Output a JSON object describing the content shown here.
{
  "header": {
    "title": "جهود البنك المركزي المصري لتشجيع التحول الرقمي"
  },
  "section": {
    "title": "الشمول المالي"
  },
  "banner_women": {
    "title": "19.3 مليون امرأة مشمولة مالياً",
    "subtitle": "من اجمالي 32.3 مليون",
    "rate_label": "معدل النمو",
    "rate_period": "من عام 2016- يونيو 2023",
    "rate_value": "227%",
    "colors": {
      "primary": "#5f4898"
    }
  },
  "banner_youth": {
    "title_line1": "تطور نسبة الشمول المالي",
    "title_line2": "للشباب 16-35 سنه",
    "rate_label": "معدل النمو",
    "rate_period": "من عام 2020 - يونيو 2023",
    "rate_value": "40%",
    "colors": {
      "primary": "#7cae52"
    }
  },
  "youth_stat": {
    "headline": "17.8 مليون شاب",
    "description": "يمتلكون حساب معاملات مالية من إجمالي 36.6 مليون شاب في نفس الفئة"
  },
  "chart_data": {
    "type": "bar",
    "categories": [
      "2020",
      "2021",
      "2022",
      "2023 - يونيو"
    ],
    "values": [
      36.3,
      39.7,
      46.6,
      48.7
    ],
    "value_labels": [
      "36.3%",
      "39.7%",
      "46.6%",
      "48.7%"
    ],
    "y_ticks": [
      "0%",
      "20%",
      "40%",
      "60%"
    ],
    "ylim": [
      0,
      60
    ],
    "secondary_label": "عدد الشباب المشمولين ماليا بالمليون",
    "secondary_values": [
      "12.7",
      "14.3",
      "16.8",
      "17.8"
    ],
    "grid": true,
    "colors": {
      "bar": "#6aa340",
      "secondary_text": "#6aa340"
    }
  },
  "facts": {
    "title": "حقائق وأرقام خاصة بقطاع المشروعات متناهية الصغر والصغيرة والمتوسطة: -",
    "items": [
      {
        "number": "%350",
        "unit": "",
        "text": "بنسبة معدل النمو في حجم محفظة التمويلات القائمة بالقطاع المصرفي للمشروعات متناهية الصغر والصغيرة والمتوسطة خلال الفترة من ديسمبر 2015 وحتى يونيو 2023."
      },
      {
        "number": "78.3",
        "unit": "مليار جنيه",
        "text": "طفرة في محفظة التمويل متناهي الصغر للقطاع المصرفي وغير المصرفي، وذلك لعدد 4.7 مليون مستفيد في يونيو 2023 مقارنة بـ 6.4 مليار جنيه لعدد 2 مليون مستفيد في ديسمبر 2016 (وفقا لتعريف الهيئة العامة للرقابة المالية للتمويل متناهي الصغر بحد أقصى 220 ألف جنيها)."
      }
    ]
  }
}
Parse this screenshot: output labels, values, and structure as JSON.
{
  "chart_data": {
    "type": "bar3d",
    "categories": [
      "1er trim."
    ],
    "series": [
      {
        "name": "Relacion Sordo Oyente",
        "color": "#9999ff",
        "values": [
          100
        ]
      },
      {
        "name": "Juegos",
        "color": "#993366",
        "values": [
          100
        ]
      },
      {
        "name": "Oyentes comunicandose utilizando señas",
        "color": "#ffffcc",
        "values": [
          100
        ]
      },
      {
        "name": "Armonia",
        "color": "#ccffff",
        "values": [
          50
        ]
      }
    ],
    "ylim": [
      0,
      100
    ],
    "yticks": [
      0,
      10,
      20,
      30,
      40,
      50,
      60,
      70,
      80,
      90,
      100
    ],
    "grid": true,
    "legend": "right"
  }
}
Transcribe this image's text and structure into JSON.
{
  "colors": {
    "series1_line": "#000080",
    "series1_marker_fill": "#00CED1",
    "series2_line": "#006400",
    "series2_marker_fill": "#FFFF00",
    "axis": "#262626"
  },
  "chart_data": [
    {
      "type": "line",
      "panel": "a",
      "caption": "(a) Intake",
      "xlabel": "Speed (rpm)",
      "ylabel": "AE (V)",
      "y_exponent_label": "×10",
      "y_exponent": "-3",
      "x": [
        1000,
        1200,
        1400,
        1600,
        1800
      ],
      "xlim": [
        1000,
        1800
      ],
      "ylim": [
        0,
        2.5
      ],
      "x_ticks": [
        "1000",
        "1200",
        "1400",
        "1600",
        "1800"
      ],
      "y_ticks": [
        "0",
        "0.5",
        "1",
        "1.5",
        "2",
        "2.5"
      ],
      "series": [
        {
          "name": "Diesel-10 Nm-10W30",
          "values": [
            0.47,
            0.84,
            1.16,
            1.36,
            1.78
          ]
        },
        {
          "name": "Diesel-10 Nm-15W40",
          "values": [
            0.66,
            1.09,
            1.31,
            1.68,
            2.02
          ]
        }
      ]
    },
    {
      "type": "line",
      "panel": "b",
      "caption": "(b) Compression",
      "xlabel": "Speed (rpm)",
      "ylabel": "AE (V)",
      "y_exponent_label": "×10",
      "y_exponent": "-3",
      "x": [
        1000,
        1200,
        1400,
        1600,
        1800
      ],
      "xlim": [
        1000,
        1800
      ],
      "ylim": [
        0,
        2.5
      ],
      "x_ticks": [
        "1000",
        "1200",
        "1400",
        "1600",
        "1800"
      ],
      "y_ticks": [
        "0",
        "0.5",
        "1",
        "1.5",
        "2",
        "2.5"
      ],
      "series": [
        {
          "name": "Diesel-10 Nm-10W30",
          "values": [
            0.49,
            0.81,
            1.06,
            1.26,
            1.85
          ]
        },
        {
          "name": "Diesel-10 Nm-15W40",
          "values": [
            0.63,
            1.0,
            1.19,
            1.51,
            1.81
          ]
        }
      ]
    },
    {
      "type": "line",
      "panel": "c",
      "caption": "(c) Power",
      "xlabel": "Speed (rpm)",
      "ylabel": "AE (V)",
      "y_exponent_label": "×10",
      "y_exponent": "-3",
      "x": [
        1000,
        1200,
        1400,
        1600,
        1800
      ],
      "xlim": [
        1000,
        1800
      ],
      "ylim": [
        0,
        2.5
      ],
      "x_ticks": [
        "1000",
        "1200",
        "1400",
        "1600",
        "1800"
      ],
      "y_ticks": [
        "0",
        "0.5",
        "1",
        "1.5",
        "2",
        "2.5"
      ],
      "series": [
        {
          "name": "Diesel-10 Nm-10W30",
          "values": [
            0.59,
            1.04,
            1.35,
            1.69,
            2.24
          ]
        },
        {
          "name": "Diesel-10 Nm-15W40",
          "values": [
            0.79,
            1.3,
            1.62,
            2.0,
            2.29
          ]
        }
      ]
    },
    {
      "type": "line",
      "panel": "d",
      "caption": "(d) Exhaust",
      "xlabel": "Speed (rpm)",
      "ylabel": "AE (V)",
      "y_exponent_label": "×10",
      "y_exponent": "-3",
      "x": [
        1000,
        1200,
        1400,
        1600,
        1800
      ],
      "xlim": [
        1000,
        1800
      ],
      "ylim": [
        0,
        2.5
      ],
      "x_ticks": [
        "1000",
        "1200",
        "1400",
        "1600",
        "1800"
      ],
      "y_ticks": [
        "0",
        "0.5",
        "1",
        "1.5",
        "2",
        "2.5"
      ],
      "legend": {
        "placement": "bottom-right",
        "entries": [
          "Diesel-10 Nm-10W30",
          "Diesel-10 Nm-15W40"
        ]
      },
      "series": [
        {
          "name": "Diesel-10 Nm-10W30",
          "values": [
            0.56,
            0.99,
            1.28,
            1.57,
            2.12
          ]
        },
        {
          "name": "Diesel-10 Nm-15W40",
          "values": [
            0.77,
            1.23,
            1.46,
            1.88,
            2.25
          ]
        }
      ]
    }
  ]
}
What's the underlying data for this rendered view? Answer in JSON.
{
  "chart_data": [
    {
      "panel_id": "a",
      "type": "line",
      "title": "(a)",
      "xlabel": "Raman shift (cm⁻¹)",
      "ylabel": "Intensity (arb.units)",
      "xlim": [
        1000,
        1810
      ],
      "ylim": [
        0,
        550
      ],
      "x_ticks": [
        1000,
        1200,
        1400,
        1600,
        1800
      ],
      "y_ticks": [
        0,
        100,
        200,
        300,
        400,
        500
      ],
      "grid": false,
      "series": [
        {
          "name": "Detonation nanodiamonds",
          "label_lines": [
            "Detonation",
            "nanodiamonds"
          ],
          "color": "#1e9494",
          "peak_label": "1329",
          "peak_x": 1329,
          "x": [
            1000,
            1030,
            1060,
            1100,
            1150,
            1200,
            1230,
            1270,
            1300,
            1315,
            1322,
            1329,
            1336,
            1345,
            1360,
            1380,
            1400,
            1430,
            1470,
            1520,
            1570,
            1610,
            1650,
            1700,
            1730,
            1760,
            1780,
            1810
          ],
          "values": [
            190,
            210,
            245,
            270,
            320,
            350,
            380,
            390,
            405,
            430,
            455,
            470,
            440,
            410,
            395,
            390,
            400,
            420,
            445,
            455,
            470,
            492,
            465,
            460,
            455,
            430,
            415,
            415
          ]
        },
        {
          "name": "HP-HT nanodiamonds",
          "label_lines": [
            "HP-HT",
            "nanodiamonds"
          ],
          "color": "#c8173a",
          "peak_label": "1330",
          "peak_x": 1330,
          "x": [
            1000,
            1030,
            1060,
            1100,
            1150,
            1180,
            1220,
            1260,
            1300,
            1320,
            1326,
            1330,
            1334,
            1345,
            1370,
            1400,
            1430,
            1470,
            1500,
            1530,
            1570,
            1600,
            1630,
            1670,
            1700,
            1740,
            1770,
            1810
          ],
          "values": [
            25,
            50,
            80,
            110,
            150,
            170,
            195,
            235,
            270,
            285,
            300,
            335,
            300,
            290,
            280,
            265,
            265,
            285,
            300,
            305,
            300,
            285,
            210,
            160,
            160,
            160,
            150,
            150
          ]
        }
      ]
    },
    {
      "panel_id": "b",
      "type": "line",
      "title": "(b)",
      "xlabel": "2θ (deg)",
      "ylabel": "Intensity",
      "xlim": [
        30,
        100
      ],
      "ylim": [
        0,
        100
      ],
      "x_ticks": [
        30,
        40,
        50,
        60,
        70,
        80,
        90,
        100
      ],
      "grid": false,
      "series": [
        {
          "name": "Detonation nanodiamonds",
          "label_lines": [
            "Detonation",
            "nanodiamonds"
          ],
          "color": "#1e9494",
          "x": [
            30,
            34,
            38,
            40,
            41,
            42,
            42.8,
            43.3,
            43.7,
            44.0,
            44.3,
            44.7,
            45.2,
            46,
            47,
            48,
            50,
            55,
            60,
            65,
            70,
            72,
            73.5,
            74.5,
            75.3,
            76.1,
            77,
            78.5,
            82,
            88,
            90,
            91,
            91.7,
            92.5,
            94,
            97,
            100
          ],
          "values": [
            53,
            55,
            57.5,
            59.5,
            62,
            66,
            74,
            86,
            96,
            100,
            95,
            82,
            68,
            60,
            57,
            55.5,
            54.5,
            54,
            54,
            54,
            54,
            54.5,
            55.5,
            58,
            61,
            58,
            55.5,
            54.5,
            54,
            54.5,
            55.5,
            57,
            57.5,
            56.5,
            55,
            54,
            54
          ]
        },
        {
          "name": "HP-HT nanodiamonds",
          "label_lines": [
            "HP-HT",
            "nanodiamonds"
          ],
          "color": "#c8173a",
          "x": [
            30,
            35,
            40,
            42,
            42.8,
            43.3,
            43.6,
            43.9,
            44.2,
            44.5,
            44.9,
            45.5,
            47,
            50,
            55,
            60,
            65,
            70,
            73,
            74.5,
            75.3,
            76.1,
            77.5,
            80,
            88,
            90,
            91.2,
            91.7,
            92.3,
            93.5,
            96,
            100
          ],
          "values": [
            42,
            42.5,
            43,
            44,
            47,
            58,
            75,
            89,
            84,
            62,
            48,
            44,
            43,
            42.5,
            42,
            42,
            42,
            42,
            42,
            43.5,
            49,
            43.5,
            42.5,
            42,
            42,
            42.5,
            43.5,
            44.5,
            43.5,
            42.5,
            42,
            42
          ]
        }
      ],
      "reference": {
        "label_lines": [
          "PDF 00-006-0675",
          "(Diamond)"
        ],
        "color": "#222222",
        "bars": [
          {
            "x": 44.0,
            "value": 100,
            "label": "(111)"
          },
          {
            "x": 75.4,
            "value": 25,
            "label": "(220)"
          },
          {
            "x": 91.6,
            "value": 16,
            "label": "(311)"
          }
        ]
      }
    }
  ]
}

+ + + + +

▸ **What is being asked**: From the data, collect all lines where the string "المصرفي" appears.

▸ **Result of this task**:
        "text": "بنسبة معدل النمو في حجم محفظة التمويلات القائمة بالقطاع المصرفي للمشروعات متناهية الصغر والصغيرة والمتوسطة خلال الفترة من ديسمبر 2015 وحتى يونيو 2023."
        "text": "طفرة في محفظة التمويل متناهي الصغر للقطاع المصرفي وغير المصرفي، وذلك لعدد 4.7 مليون مستفيد في يونيو 2023 مقارنة بـ 6.4 مليار جنيه لعدد 2 مليون مستفيد في ديسمبر 2016 (وفقا لتعريف الهيئة العامة للرقابة المالية للتمويل متناهي الصغر بحد أقصى 220 ألف جنيها)."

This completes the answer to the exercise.